__What the task asks__.
Spot every line with the word "this" and return it.

__Collected data__.
━━━━━━━━━━━━━━━━
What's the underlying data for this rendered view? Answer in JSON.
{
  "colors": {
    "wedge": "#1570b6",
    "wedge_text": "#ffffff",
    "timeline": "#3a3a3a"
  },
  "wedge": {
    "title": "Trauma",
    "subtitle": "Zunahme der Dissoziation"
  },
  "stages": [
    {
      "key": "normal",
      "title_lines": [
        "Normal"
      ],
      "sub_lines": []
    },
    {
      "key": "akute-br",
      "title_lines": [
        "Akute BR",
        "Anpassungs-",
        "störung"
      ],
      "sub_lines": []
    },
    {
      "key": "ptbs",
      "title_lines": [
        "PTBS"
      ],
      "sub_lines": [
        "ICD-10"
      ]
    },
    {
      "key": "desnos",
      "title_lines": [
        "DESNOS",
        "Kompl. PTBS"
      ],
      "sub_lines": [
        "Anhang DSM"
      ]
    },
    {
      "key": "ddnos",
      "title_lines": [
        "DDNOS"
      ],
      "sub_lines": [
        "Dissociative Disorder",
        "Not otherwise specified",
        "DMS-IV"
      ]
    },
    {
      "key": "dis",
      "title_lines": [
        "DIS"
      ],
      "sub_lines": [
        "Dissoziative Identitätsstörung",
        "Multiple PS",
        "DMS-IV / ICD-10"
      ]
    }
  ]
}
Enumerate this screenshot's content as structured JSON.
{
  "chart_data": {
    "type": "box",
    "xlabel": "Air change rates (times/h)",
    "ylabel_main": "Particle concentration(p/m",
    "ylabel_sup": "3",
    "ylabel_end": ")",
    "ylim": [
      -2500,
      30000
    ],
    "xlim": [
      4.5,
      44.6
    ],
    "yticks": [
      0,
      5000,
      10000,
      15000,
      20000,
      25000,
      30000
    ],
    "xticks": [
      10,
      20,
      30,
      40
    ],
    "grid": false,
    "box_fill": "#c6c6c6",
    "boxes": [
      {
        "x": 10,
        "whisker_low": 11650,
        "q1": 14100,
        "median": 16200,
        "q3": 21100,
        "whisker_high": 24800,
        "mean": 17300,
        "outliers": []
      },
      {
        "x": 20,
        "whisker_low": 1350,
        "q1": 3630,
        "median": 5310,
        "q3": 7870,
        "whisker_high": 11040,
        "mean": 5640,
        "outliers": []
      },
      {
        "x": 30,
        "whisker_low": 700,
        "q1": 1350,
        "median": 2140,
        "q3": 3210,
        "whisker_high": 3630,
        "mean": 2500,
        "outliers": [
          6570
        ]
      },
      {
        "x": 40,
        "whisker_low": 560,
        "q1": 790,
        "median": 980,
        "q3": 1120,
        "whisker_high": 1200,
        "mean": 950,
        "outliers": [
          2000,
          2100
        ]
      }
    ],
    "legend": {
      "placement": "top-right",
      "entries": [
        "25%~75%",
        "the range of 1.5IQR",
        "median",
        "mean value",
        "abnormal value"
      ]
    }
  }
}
━━━━━━━━━━━━━━━━
__Solution to the problem__.
What's the underlying data for this rendered view? Answer in JSON.
Enumerate this screenshot's content as structured JSON.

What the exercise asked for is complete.